(Structured figure records)

+ + + + +

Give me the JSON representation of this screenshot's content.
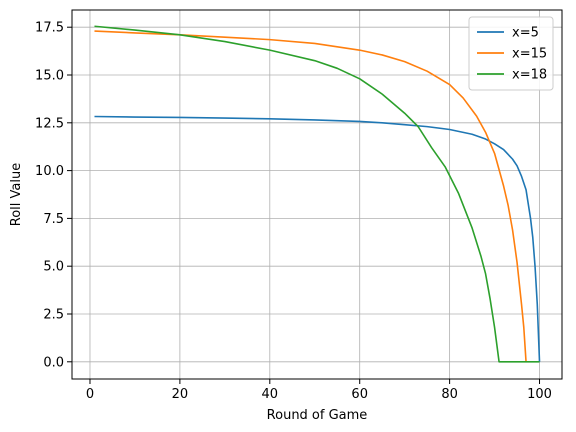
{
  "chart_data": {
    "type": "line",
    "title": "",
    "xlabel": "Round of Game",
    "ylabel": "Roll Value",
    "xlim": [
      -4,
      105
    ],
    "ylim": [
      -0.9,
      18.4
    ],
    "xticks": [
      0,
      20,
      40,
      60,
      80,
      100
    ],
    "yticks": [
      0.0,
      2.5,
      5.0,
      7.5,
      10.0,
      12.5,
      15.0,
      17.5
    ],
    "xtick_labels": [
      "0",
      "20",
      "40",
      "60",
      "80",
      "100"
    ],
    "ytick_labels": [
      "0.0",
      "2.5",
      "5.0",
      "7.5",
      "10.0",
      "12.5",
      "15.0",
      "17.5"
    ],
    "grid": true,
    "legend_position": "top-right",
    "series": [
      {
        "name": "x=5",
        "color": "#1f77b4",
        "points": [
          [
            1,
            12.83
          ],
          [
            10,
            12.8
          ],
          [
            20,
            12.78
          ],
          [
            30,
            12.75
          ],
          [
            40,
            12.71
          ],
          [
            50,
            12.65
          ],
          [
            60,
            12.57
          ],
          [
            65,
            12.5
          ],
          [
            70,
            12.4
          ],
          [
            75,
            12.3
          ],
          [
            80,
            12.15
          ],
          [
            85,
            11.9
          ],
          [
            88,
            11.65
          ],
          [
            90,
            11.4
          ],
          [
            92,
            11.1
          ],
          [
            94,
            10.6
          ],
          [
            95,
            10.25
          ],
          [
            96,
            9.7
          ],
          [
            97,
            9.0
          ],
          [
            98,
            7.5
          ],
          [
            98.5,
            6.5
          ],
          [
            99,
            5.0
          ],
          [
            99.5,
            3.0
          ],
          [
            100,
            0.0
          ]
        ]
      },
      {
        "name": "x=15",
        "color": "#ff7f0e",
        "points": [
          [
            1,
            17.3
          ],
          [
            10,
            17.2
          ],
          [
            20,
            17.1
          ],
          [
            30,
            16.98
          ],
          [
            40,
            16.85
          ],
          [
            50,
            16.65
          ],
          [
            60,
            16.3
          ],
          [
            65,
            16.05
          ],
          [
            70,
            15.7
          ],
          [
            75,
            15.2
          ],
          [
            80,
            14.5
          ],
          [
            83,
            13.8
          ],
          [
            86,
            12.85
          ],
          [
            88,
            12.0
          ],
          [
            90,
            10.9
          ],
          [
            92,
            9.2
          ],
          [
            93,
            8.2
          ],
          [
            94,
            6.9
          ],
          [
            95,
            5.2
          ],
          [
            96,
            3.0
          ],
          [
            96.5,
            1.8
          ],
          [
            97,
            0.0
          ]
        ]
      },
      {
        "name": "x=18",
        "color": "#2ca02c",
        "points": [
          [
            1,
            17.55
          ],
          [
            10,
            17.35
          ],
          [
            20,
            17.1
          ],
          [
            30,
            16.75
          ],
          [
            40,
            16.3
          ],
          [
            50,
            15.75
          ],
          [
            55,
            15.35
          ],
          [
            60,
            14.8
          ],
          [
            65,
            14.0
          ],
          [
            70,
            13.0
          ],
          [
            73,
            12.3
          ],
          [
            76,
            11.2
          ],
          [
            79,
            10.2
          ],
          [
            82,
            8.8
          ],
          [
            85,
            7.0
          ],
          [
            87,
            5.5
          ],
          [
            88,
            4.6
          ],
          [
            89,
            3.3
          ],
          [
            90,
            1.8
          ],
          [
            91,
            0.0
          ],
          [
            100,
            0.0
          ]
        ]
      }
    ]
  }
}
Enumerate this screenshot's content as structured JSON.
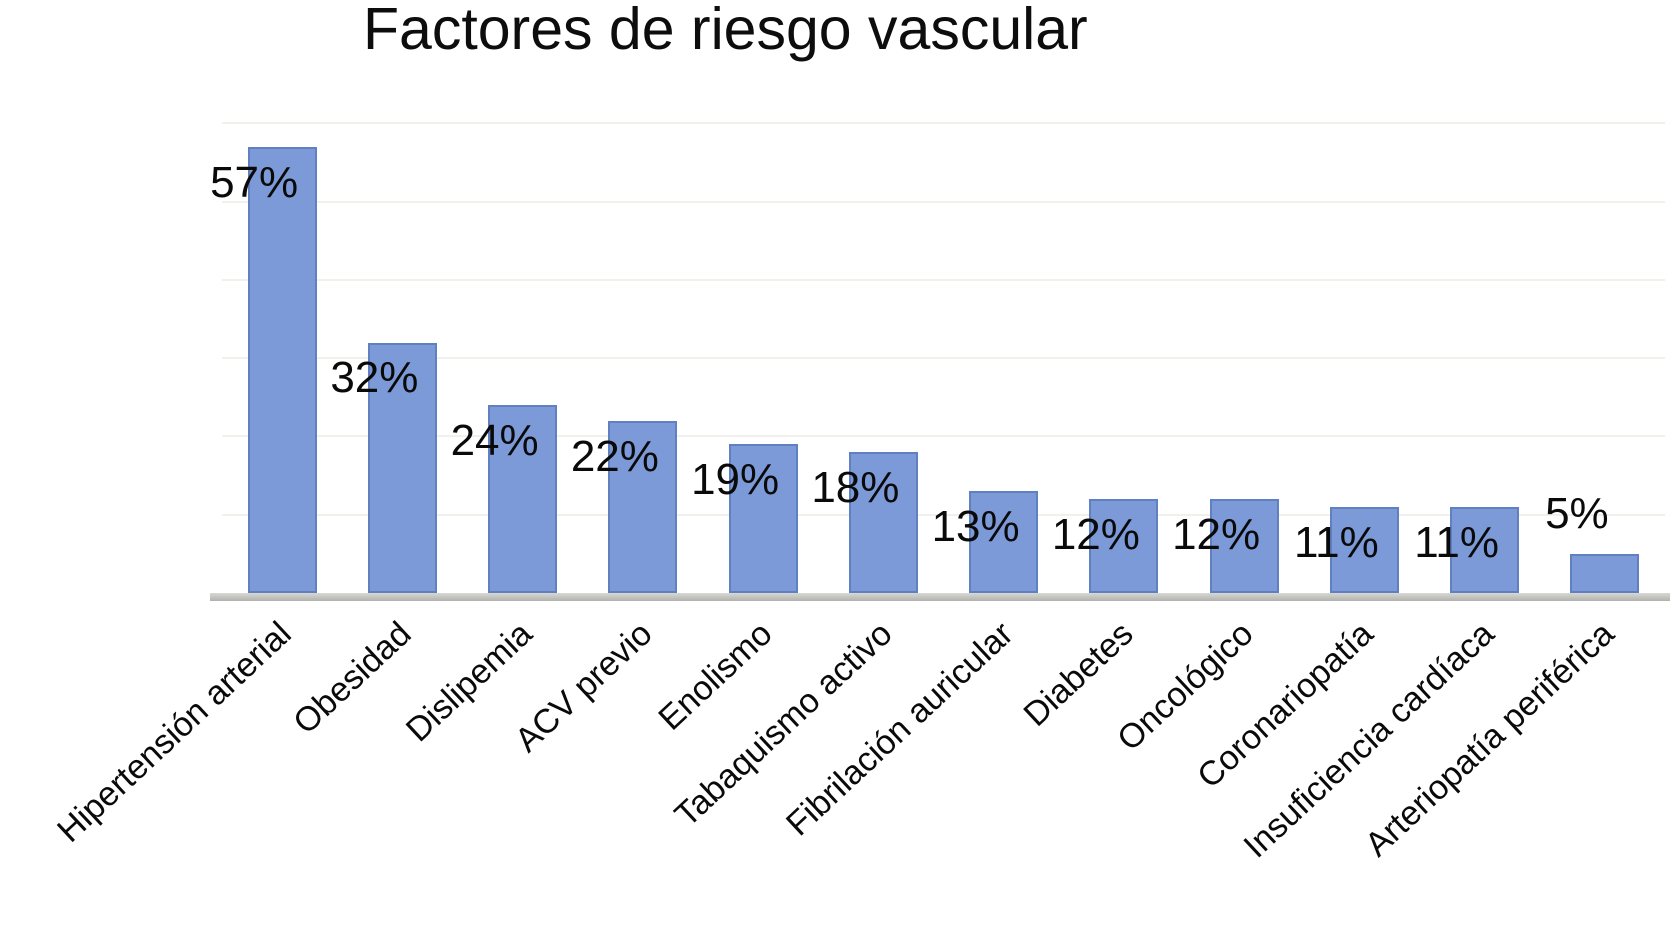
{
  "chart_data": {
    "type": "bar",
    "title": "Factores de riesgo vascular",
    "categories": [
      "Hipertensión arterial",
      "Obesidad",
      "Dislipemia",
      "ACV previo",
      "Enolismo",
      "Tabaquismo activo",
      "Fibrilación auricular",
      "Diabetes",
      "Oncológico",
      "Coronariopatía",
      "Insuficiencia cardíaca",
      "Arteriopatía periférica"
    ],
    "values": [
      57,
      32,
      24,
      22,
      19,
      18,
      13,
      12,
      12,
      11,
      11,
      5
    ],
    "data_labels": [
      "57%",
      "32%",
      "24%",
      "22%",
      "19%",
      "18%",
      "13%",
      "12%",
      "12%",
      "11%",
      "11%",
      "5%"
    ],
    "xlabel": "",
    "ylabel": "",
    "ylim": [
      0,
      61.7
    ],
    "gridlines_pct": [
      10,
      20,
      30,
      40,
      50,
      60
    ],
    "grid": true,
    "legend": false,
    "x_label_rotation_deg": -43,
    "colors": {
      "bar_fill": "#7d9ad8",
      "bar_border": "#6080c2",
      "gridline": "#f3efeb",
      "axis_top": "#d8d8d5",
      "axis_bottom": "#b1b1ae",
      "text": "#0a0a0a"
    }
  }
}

+ + + + +

### [Short exercise]
Quote the records above in full, dropping each picture.

### [Response to the task]
Give me the JSON representation of this screenshot's content.
{
  "chart_data": {
    "type": "line",
    "title": "",
    "xlabel": "Round of Game",
    "ylabel": "Roll Value",
    "xlim": [
      -4,
      105
    ],
    "ylim": [
      -0.9,
      18.4
    ],
    "xticks": [
      0,
      20,
      40,
      60,
      80,
      100
    ],
    "yticks": [
      0.0,
      2.5,
      5.0,
      7.5,
      10.0,
      12.5,
      15.0,
      17.5
    ],
    "xtick_labels": [
      "0",
      "20",
      "40",
      "60",
      "80",
      "100"
    ],
    "ytick_labels": [
      "0.0",
      "2.5",
      "5.0",
      "7.5",
      "10.0",
      "12.5",
      "15.0",
      "17.5"
    ],
    "grid": true,
    "legend_position": "top-right",
    "series": [
      {
        "name": "x=5",
        "color": "#1f77b4",
        "points": [
          [
            1,
            12.83
          ],
          [
            10,
            12.8
          ],
          [
            20,
            12.78
          ],
          [
            30,
            12.75
          ],
          [
            40,
            12.71
          ],
          [
            50,
            12.65
          ],
          [
            60,
            12.57
          ],
          [
            65,
            12.5
          ],
          [
            70,
            12.4
          ],
          [
            75,
            12.3
          ],
          [
            80,
            12.15
          ],
          [
            85,
            11.9
          ],
          [
            88,
            11.65
          ],
          [
            90,
            11.4
          ],
          [
            92,
            11.1
          ],
          [
            94,
            10.6
          ],
          [
            95,
            10.25
          ],
          [
            96,
            9.7
          ],
          [
            97,
            9.0
          ],
          [
            98,
            7.5
          ],
          [
            98.5,
            6.5
          ],
          [
            99,
            5.0
          ],
          [
            99.5,
            3.0
          ],
          [
            100,
            0.0
          ]
        ]
      },
      {
        "name": "x=15",
        "color": "#ff7f0e",
        "points": [
          [
            1,
            17.3
          ],
          [
            10,
            17.2
          ],
          [
            20,
            17.1
          ],
          [
            30,
            16.98
          ],
          [
            40,
            16.85
          ],
          [
            50,
            16.65
          ],
          [
            60,
            16.3
          ],
          [
            65,
            16.05
          ],
          [
            70,
            15.7
          ],
          [
            75,
            15.2
          ],
          [
            80,
            14.5
          ],
          [
            83,
            13.8
          ],
          [
            86,
            12.85
          ],
          [
            88,
            12.0
          ],
          [
            90,
            10.9
          ],
          [
            92,
            9.2
          ],
          [
            93,
            8.2
          ],
          [
            94,
            6.9
          ],
          [
            95,
            5.2
          ],
          [
            96,
            3.0
          ],
          [
            96.5,
            1.8
          ],
          [
            97,
            0.0
          ]
        ]
      },
      {
        "name": "x=18",
        "color": "#2ca02c",
        "points": [
          [
            1,
            17.55
          ],
          [
            10,
            17.35
          ],
          [
            20,
            17.1
          ],
          [
            30,
            16.75
          ],
          [
            40,
            16.3
          ],
          [
            50,
            15.75
          ],
          [
            55,
            15.35
          ],
          [
            60,
            14.8
          ],
          [
            65,
            14.0
          ],
          [
            70,
            13.0
          ],
          [
            73,
            12.3
          ],
          [
            76,
            11.2
          ],
          [
            79,
            10.2
          ],
          [
            82,
            8.8
          ],
          [
            85,
            7.0
          ],
          [
            87,
            5.5
          ],
          [
            88,
            4.6
          ],
          [
            89,
            3.3
          ],
          [
            90,
            1.8
          ],
          [
            91,
            0.0
          ],
          [
            100,
            0.0
          ]
        ]
      }
    ]
  }
}
Enumerate this screenshot's content as structured JSON.
{
  "chart_data": {
    "type": "bar",
    "title": "Factores de riesgo vascular",
    "categories": [
      "Hipertensión arterial",
      "Obesidad",
      "Dislipemia",
      "ACV previo",
      "Enolismo",
      "Tabaquismo activo",
      "Fibrilación auricular",
      "Diabetes",
      "Oncológico",
      "Coronariopatía",
      "Insuficiencia cardíaca",
      "Arteriopatía periférica"
    ],
    "values": [
      57,
      32,
      24,
      22,
      19,
      18,
      13,
      12,
      12,
      11,
      11,
      5
    ],
    "data_labels": [
      "57%",
      "32%",
      "24%",
      "22%",
      "19%",
      "18%",
      "13%",
      "12%",
      "12%",
      "11%",
      "11%",
      "5%"
    ],
    "xlabel": "",
    "ylabel": "",
    "ylim": [
      0,
      61.7
    ],
    "gridlines_pct": [
      10,
      20,
      30,
      40,
      50,
      60
    ],
    "grid": true,
    "legend": false,
    "x_label_rotation_deg": -43,
    "colors": {
      "bar_fill": "#7d9ad8",
      "bar_border": "#6080c2",
      "gridline": "#f3efeb",
      "axis_top": "#d8d8d5",
      "axis_bottom": "#b1b1ae",
      "text": "#0a0a0a"
    }
  }
}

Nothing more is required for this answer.